(Source records)
--- START ---

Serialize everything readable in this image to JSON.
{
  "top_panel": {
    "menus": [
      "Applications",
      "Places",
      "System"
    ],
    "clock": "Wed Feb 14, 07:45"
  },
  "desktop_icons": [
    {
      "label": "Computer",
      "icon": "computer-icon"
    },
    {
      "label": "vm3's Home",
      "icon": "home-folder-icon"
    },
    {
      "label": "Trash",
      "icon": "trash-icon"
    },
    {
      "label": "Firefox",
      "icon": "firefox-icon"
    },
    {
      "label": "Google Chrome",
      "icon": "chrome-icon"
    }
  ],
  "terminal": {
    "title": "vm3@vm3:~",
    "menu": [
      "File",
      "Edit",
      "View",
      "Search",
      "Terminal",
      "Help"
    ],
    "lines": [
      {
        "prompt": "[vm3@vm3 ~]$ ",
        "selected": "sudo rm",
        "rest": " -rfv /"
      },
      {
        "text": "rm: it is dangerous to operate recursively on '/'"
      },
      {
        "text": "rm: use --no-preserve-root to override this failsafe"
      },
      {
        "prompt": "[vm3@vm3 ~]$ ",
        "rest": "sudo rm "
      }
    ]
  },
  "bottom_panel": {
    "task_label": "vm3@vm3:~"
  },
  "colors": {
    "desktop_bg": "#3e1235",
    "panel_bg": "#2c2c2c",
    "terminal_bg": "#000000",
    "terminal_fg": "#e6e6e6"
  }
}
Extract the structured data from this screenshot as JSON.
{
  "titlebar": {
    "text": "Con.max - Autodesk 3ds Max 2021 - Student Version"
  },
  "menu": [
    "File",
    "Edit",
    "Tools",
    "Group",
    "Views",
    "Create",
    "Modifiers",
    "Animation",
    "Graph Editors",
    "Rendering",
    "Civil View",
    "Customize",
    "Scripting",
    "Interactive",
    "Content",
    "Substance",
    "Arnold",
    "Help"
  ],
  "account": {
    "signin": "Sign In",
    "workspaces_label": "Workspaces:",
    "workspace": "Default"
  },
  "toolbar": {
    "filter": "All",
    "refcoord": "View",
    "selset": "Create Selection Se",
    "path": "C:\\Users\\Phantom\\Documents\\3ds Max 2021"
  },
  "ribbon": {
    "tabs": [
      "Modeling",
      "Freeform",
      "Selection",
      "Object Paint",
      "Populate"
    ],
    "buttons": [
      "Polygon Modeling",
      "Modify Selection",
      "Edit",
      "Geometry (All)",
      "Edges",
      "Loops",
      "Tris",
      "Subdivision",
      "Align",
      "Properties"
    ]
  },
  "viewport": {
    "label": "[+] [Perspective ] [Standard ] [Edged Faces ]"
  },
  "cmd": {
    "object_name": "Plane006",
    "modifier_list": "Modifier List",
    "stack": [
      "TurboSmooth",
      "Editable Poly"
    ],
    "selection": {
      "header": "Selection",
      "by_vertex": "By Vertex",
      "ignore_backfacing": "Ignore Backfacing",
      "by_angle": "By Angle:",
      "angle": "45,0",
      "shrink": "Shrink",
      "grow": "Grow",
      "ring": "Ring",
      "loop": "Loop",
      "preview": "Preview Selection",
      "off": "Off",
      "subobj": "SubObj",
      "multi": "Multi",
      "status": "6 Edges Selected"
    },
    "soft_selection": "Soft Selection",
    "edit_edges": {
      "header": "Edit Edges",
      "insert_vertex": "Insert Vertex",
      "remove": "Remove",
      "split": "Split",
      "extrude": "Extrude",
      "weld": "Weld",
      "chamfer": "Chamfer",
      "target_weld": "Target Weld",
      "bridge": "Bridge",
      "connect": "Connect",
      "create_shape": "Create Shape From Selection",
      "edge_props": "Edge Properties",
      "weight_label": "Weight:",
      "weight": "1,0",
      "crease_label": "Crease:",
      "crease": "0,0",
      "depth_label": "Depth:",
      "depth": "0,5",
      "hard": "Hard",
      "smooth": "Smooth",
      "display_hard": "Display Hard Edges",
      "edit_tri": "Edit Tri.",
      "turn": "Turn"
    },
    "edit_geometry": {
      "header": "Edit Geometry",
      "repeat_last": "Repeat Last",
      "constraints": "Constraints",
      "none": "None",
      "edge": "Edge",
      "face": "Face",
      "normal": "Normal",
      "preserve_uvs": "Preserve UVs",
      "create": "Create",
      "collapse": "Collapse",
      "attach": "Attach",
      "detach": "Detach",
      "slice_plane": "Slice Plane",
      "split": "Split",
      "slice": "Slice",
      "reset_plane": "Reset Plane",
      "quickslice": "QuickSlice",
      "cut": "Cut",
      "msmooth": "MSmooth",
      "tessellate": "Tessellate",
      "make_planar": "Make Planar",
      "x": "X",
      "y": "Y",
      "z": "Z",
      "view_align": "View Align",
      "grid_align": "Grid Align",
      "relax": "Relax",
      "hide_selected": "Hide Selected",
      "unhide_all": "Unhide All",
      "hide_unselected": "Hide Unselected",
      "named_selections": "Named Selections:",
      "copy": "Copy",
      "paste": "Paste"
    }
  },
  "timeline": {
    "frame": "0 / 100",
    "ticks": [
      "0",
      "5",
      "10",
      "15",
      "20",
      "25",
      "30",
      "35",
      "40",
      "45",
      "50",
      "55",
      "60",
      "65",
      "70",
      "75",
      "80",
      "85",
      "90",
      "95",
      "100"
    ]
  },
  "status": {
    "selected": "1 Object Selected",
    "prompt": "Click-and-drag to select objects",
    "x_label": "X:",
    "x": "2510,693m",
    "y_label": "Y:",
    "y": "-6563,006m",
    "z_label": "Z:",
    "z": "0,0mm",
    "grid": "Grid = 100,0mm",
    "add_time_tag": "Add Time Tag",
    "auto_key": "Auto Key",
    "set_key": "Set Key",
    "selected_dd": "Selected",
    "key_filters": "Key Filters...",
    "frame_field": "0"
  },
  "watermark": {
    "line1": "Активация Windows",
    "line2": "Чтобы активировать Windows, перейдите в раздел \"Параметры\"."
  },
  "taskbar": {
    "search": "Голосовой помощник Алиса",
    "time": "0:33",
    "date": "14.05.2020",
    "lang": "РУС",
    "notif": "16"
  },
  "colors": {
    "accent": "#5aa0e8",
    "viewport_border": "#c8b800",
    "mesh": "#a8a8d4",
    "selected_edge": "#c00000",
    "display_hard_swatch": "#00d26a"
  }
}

--- END ---

Make an exact copy of the listing, including every line.

§ **Answer to this task**:
Serialize everything readable in this image to JSON.
{
  "top_panel": {
    "menus": [
      "Applications",
      "Places",
      "System"
    ],
    "clock": "Wed Feb 14, 07:45"
  },
  "desktop_icons": [
    {
      "label": "Computer",
      "icon": "computer-icon"
    },
    {
      "label": "vm3's Home",
      "icon": "home-folder-icon"
    },
    {
      "label": "Trash",
      "icon": "trash-icon"
    },
    {
      "label": "Firefox",
      "icon": "firefox-icon"
    },
    {
      "label": "Google Chrome",
      "icon": "chrome-icon"
    }
  ],
  "terminal": {
    "title": "vm3@vm3:~",
    "menu": [
      "File",
      "Edit",
      "View",
      "Search",
      "Terminal",
      "Help"
    ],
    "lines": [
      {
        "prompt": "[vm3@vm3 ~]$ ",
        "selected": "sudo rm",
        "rest": " -rfv /"
      },
      {
        "text": "rm: it is dangerous to operate recursively on '/'"
      },
      {
        "text": "rm: use --no-preserve-root to override this failsafe"
      },
      {
        "prompt": "[vm3@vm3 ~]$ ",
        "rest": "sudo rm "
      }
    ]
  },
  "bottom_panel": {
    "task_label": "vm3@vm3:~"
  },
  "colors": {
    "desktop_bg": "#3e1235",
    "panel_bg": "#2c2c2c",
    "terminal_bg": "#000000",
    "terminal_fg": "#e6e6e6"
  }
}
Extract the structured data from this screenshot as JSON.
{
  "titlebar": {
    "text": "Con.max - Autodesk 3ds Max 2021 - Student Version"
  },
  "menu": [
    "File",
    "Edit",
    "Tools",
    "Group",
    "Views",
    "Create",
    "Modifiers",
    "Animation",
    "Graph Editors",
    "Rendering",
    "Civil View",
    "Customize",
    "Scripting",
    "Interactive",
    "Content",
    "Substance",
    "Arnold",
    "Help"
  ],
  "account": {
    "signin": "Sign In",
    "workspaces_label": "Workspaces:",
    "workspace": "Default"
  },
  "toolbar": {
    "filter": "All",
    "refcoord": "View",
    "selset": "Create Selection Se",
    "path": "C:\\Users\\Phantom\\Documents\\3ds Max 2021"
  },
  "ribbon": {
    "tabs": [
      "Modeling",
      "Freeform",
      "Selection",
      "Object Paint",
      "Populate"
    ],
    "buttons": [
      "Polygon Modeling",
      "Modify Selection",
      "Edit",
      "Geometry (All)",
      "Edges",
      "Loops",
      "Tris",
      "Subdivision",
      "Align",
      "Properties"
    ]
  },
  "viewport": {
    "label": "[+] [Perspective ] [Standard ] [Edged Faces ]"
  },
  "cmd": {
    "object_name": "Plane006",
    "modifier_list": "Modifier List",
    "stack": [
      "TurboSmooth",
      "Editable Poly"
    ],
    "selection": {
      "header": "Selection",
      "by_vertex": "By Vertex",
      "ignore_backfacing": "Ignore Backfacing",
      "by_angle": "By Angle:",
      "angle": "45,0",
      "shrink": "Shrink",
      "grow": "Grow",
      "ring": "Ring",
      "loop": "Loop",
      "preview": "Preview Selection",
      "off": "Off",
      "subobj": "SubObj",
      "multi": "Multi",
      "status": "6 Edges Selected"
    },
    "soft_selection": "Soft Selection",
    "edit_edges": {
      "header": "Edit Edges",
      "insert_vertex": "Insert Vertex",
      "remove": "Remove",
      "split": "Split",
      "extrude": "Extrude",
      "weld": "Weld",
      "chamfer": "Chamfer",
      "target_weld": "Target Weld",
      "bridge": "Bridge",
      "connect": "Connect",
      "create_shape": "Create Shape From Selection",
      "edge_props": "Edge Properties",
      "weight_label": "Weight:",
      "weight": "1,0",
      "crease_label": "Crease:",
      "crease": "0,0",
      "depth_label": "Depth:",
      "depth": "0,5",
      "hard": "Hard",
      "smooth": "Smooth",
      "display_hard": "Display Hard Edges",
      "edit_tri": "Edit Tri.",
      "turn": "Turn"
    },
    "edit_geometry": {
      "header": "Edit Geometry",
      "repeat_last": "Repeat Last",
      "constraints": "Constraints",
      "none": "None",
      "edge": "Edge",
      "face": "Face",
      "normal": "Normal",
      "preserve_uvs": "Preserve UVs",
      "create": "Create",
      "collapse": "Collapse",
      "attach": "Attach",
      "detach": "Detach",
      "slice_plane": "Slice Plane",
      "split": "Split",
      "slice": "Slice",
      "reset_plane": "Reset Plane",
      "quickslice": "QuickSlice",
      "cut": "Cut",
      "msmooth": "MSmooth",
      "tessellate": "Tessellate",
      "make_planar": "Make Planar",
      "x": "X",
      "y": "Y",
      "z": "Z",
      "view_align": "View Align",
      "grid_align": "Grid Align",
      "relax": "Relax",
      "hide_selected": "Hide Selected",
      "unhide_all": "Unhide All",
      "hide_unselected": "Hide Unselected",
      "named_selections": "Named Selections:",
      "copy": "Copy",
      "paste": "Paste"
    }
  },
  "timeline": {
    "frame": "0 / 100",
    "ticks": [
      "0",
      "5",
      "10",
      "15",
      "20",
      "25",
      "30",
      "35",
      "40",
      "45",
      "50",
      "55",
      "60",
      "65",
      "70",
      "75",
      "80",
      "85",
      "90",
      "95",
      "100"
    ]
  },
  "status": {
    "selected": "1 Object Selected",
    "prompt": "Click-and-drag to select objects",
    "x_label": "X:",
    "x": "2510,693m",
    "y_label": "Y:",
    "y": "-6563,006m",
    "z_label": "Z:",
    "z": "0,0mm",
    "grid": "Grid = 100,0mm",
    "add_time_tag": "Add Time Tag",
    "auto_key": "Auto Key",
    "set_key": "Set Key",
    "selected_dd": "Selected",
    "key_filters": "Key Filters...",
    "frame_field": "0"
  },
  "watermark": {
    "line1": "Активация Windows",
    "line2": "Чтобы активировать Windows, перейдите в раздел \"Параметры\"."
  },
  "taskbar": {
    "search": "Голосовой помощник Алиса",
    "time": "0:33",
    "date": "14.05.2020",
    "lang": "РУС",
    "notif": "16"
  },
  "colors": {
    "accent": "#5aa0e8",
    "viewport_border": "#c8b800",
    "mesh": "#a8a8d4",
    "selected_edge": "#c00000",
    "display_hard_swatch": "#00d26a"
  }
}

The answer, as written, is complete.